## Begin

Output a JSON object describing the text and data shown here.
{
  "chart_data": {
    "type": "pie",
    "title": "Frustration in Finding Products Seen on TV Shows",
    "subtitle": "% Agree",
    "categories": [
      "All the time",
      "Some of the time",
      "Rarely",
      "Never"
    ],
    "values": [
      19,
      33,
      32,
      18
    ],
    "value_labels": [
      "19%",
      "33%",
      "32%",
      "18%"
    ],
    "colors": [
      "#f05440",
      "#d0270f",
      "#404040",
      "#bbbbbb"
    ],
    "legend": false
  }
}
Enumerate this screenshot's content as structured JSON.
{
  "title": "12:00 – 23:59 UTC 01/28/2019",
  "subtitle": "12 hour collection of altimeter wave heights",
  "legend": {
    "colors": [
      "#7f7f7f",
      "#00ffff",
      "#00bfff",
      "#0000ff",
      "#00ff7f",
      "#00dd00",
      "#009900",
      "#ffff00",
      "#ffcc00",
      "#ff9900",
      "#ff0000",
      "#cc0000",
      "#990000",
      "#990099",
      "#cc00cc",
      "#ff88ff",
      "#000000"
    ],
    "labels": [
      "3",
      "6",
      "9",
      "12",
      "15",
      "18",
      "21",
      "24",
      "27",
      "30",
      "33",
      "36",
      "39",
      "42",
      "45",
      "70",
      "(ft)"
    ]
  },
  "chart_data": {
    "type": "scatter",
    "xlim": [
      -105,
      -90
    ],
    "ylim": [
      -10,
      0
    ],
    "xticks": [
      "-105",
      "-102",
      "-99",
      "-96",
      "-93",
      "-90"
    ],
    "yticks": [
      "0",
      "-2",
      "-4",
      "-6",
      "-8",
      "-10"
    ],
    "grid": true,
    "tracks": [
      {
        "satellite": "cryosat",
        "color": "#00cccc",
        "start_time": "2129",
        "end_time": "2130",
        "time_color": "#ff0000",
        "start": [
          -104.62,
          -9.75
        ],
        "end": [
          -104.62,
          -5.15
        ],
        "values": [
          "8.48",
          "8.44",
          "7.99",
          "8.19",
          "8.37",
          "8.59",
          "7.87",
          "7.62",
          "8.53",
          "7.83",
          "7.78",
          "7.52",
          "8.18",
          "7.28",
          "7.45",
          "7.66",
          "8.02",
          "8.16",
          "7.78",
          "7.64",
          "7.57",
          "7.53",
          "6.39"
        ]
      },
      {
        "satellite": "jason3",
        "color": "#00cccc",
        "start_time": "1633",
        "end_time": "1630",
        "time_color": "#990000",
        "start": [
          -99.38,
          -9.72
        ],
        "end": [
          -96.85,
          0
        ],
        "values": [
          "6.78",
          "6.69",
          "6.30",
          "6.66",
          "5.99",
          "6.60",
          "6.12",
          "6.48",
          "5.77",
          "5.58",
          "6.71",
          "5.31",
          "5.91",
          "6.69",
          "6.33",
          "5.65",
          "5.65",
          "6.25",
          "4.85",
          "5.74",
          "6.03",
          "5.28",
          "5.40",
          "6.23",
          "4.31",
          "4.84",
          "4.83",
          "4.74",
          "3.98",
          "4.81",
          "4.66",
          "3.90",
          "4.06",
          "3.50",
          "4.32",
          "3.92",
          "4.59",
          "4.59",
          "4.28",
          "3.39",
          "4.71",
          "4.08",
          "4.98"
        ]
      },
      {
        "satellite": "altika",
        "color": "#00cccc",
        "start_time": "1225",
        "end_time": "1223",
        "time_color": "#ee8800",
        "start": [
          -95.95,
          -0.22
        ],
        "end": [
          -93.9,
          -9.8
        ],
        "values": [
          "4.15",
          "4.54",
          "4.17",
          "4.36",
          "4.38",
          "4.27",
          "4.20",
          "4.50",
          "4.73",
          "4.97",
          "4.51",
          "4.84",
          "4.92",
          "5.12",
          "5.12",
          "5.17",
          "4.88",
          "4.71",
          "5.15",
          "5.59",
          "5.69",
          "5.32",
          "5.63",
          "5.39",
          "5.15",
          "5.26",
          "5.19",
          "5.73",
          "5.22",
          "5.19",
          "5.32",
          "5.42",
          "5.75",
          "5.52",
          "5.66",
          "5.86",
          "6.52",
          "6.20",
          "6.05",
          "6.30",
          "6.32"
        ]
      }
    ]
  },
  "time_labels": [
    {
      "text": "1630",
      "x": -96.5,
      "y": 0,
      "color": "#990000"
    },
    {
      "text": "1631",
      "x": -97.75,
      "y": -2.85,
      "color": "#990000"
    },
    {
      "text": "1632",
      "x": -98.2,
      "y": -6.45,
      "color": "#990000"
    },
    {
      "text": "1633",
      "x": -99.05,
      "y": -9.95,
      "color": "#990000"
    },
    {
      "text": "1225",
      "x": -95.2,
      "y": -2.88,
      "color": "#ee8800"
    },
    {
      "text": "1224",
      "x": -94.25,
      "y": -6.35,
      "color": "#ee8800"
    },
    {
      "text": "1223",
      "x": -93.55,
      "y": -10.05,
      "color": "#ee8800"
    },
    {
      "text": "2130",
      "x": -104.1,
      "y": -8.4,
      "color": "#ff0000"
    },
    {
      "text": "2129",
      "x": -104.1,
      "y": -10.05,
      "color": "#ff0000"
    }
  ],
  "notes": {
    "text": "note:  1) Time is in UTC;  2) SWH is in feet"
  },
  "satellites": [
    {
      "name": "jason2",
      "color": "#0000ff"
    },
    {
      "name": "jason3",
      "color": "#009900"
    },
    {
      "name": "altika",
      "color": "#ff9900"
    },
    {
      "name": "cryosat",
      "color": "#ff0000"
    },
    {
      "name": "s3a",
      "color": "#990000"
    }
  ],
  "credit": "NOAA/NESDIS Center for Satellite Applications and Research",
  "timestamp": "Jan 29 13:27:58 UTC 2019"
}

## End

## Written task
Reproduce all the data word for word.

## Answer to the exercise
Output a JSON object describing the text and data shown here.
{
  "chart_data": {
    "type": "pie",
    "title": "Frustration in Finding Products Seen on TV Shows",
    "subtitle": "% Agree",
    "categories": [
      "All the time",
      "Some of the time",
      "Rarely",
      "Never"
    ],
    "values": [
      19,
      33,
      32,
      18
    ],
    "value_labels": [
      "19%",
      "33%",
      "32%",
      "18%"
    ],
    "colors": [
      "#f05440",
      "#d0270f",
      "#404040",
      "#bbbbbb"
    ],
    "legend": false
  }
}
Enumerate this screenshot's content as structured JSON.
{
  "title": "12:00 – 23:59 UTC 01/28/2019",
  "subtitle": "12 hour collection of altimeter wave heights",
  "legend": {
    "colors": [
      "#7f7f7f",
      "#00ffff",
      "#00bfff",
      "#0000ff",
      "#00ff7f",
      "#00dd00",
      "#009900",
      "#ffff00",
      "#ffcc00",
      "#ff9900",
      "#ff0000",
      "#cc0000",
      "#990000",
      "#990099",
      "#cc00cc",
      "#ff88ff",
      "#000000"
    ],
    "labels": [
      "3",
      "6",
      "9",
      "12",
      "15",
      "18",
      "21",
      "24",
      "27",
      "30",
      "33",
      "36",
      "39",
      "42",
      "45",
      "70",
      "(ft)"
    ]
  },
  "chart_data": {
    "type": "scatter",
    "xlim": [
      -105,
      -90
    ],
    "ylim": [
      -10,
      0
    ],
    "xticks": [
      "-105",
      "-102",
      "-99",
      "-96",
      "-93",
      "-90"
    ],
    "yticks": [
      "0",
      "-2",
      "-4",
      "-6",
      "-8",
      "-10"
    ],
    "grid": true,
    "tracks": [
      {
        "satellite": "cryosat",
        "color": "#00cccc",
        "start_time": "2129",
        "end_time": "2130",
        "time_color": "#ff0000",
        "start": [
          -104.62,
          -9.75
        ],
        "end": [
          -104.62,
          -5.15
        ],
        "values": [
          "8.48",
          "8.44",
          "7.99",
          "8.19",
          "8.37",
          "8.59",
          "7.87",
          "7.62",
          "8.53",
          "7.83",
          "7.78",
          "7.52",
          "8.18",
          "7.28",
          "7.45",
          "7.66",
          "8.02",
          "8.16",
          "7.78",
          "7.64",
          "7.57",
          "7.53",
          "6.39"
        ]
      },
      {
        "satellite": "jason3",
        "color": "#00cccc",
        "start_time": "1633",
        "end_time": "1630",
        "time_color": "#990000",
        "start": [
          -99.38,
          -9.72
        ],
        "end": [
          -96.85,
          0
        ],
        "values": [
          "6.78",
          "6.69",
          "6.30",
          "6.66",
          "5.99",
          "6.60",
          "6.12",
          "6.48",
          "5.77",
          "5.58",
          "6.71",
          "5.31",
          "5.91",
          "6.69",
          "6.33",
          "5.65",
          "5.65",
          "6.25",
          "4.85",
          "5.74",
          "6.03",
          "5.28",
          "5.40",
          "6.23",
          "4.31",
          "4.84",
          "4.83",
          "4.74",
          "3.98",
          "4.81",
          "4.66",
          "3.90",
          "4.06",
          "3.50",
          "4.32",
          "3.92",
          "4.59",
          "4.59",
          "4.28",
          "3.39",
          "4.71",
          "4.08",
          "4.98"
        ]
      },
      {
        "satellite": "altika",
        "color": "#00cccc",
        "start_time": "1225",
        "end_time": "1223",
        "time_color": "#ee8800",
        "start": [
          -95.95,
          -0.22
        ],
        "end": [
          -93.9,
          -9.8
        ],
        "values": [
          "4.15",
          "4.54",
          "4.17",
          "4.36",
          "4.38",
          "4.27",
          "4.20",
          "4.50",
          "4.73",
          "4.97",
          "4.51",
          "4.84",
          "4.92",
          "5.12",
          "5.12",
          "5.17",
          "4.88",
          "4.71",
          "5.15",
          "5.59",
          "5.69",
          "5.32",
          "5.63",
          "5.39",
          "5.15",
          "5.26",
          "5.19",
          "5.73",
          "5.22",
          "5.19",
          "5.32",
          "5.42",
          "5.75",
          "5.52",
          "5.66",
          "5.86",
          "6.52",
          "6.20",
          "6.05",
          "6.30",
          "6.32"
        ]
      }
    ]
  },
  "time_labels": [
    {
      "text": "1630",
      "x": -96.5,
      "y": 0,
      "color": "#990000"
    },
    {
      "text": "1631",
      "x": -97.75,
      "y": -2.85,
      "color": "#990000"
    },
    {
      "text": "1632",
      "x": -98.2,
      "y": -6.45,
      "color": "#990000"
    },
    {
      "text": "1633",
      "x": -99.05,
      "y": -9.95,
      "color": "#990000"
    },
    {
      "text": "1225",
      "x": -95.2,
      "y": -2.88,
      "color": "#ee8800"
    },
    {
      "text": "1224",
      "x": -94.25,
      "y": -6.35,
      "color": "#ee8800"
    },
    {
      "text": "1223",
      "x": -93.55,
      "y": -10.05,
      "color": "#ee8800"
    },
    {
      "text": "2130",
      "x": -104.1,
      "y": -8.4,
      "color": "#ff0000"
    },
    {
      "text": "2129",
      "x": -104.1,
      "y": -10.05,
      "color": "#ff0000"
    }
  ],
  "notes": {
    "text": "note:  1) Time is in UTC;  2) SWH is in feet"
  },
  "satellites": [
    {
      "name": "jason2",
      "color": "#0000ff"
    },
    {
      "name": "jason3",
      "color": "#009900"
    },
    {
      "name": "altika",
      "color": "#ff9900"
    },
    {
      "name": "cryosat",
      "color": "#ff0000"
    },
    {
      "name": "s3a",
      "color": "#990000"
    }
  ],
  "credit": "NOAA/NESDIS Center for Satellite Applications and Research",
  "timestamp": "Jan 29 13:27:58 UTC 2019"
}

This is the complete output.